## WHAT IS EXPECTED
Quote all lines below exactly. Images stay out.

## BEGIN INFORMATION SUPPLIED

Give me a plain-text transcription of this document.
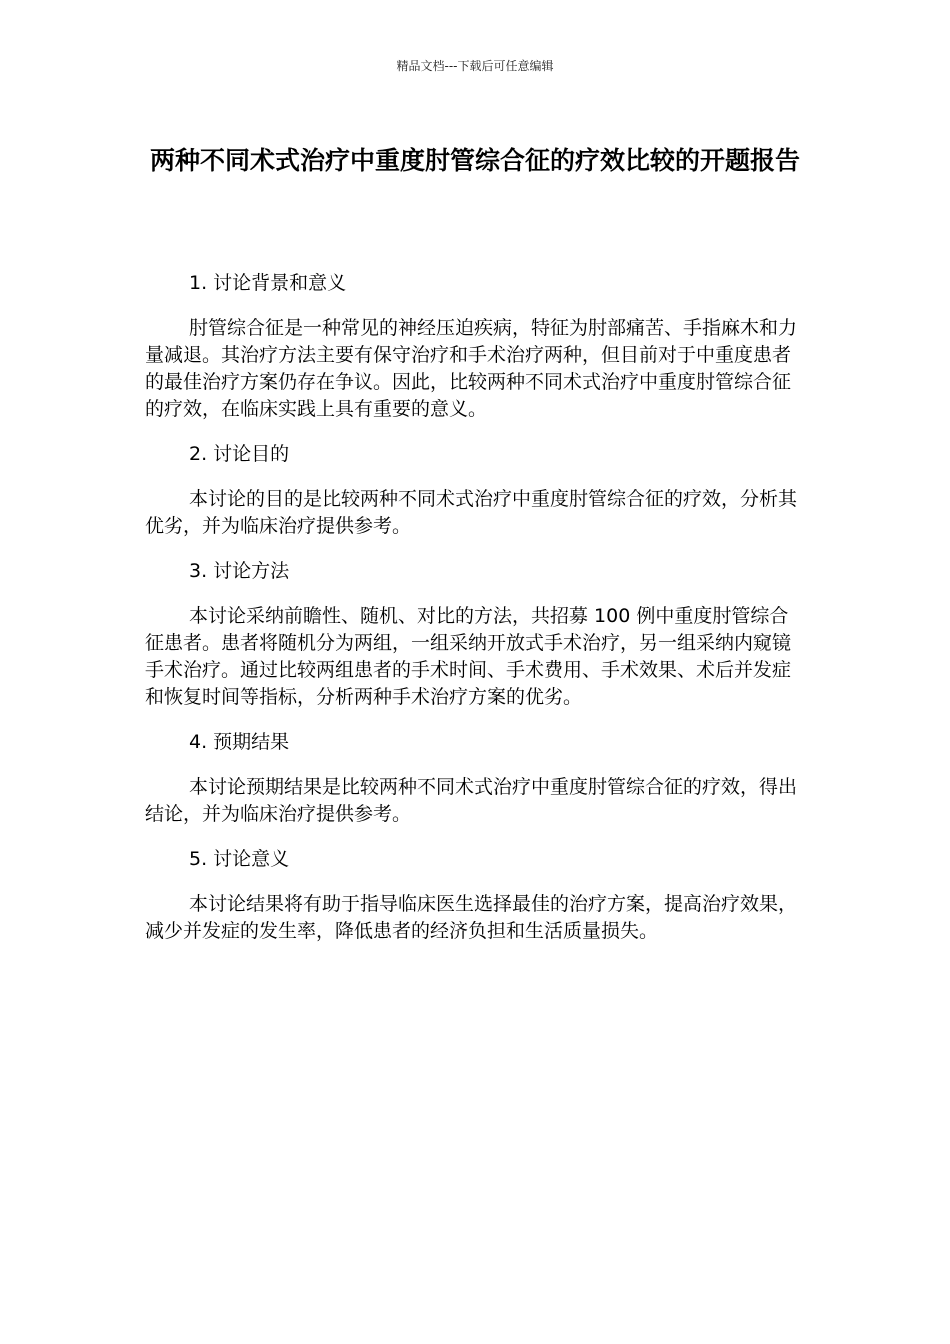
精品文档---下载后可任意编辑
两种不同术式治疗中重度肘管综合征的疗效比较的开题报告

1. 讨论背景和意义

肘管综合征是一种常见的神经压迫疾病，特征为肘部痛苦、手指麻木和力量减退。其治疗方法主要有保守治疗和手术治疗两种，但目前对于中重度患者的最佳治疗方案仍存在争议。因此，比较两种不同术式治疗中重度肘管综合征的疗效，在临床实践上具有重要的意义。

2. 讨论目的

本讨论的目的是比较两种不同术式治疗中重度肘管综合征的疗效，分析其优劣，并为临床治疗提供参考。

3. 讨论方法

本讨论采纳前瞻性、随机、对比的方法，共招募 100 例中重度肘管综合征患者。患者将随机分为两组，一组采纳开放式手术治疗，另一组采纳内窥镜手术治疗。通过比较两组患者的手术时间、手术费用、手术效果、术后并发症和恢复时间等指标，分析两种手术治疗方案的优劣。

4. 预期结果

本讨论预期结果是比较两种不同术式治疗中重度肘管综合征的疗效，得出结论，并为临床治疗提供参考。

5. 讨论意义

本讨论结果将有助于指导临床医生选择最佳的治疗方案，提高治疗效果，减少并发症的发生率，降低患者的经济负担和生活质量损失。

## END INFORMATION SUPPLIED

## ANSWER IN FULL
Give me a plain-text transcription of this document.
精品文档---下载后可任意编辑
两种不同术式治疗中重度肘管综合征的疗效比较的开题报告

1. 讨论背景和意义

肘管综合征是一种常见的神经压迫疾病，特征为肘部痛苦、手指麻木和力量减退。其治疗方法主要有保守治疗和手术治疗两种，但目前对于中重度患者的最佳治疗方案仍存在争议。因此，比较两种不同术式治疗中重度肘管综合征的疗效，在临床实践上具有重要的意义。

2. 讨论目的

本讨论的目的是比较两种不同术式治疗中重度肘管综合征的疗效，分析其优劣，并为临床治疗提供参考。

3. 讨论方法

本讨论采纳前瞻性、随机、对比的方法，共招募 100 例中重度肘管综合征患者。患者将随机分为两组，一组采纳开放式手术治疗，另一组采纳内窥镜手术治疗。通过比较两组患者的手术时间、手术费用、手术效果、术后并发症和恢复时间等指标，分析两种手术治疗方案的优劣。

4. 预期结果

本讨论预期结果是比较两种不同术式治疗中重度肘管综合征的疗效，得出结论，并为临床治疗提供参考。

5. 讨论意义

本讨论结果将有助于指导临床医生选择最佳的治疗方案，提高治疗效果，减少并发症的发生率，降低患者的经济负担和生活质量损失。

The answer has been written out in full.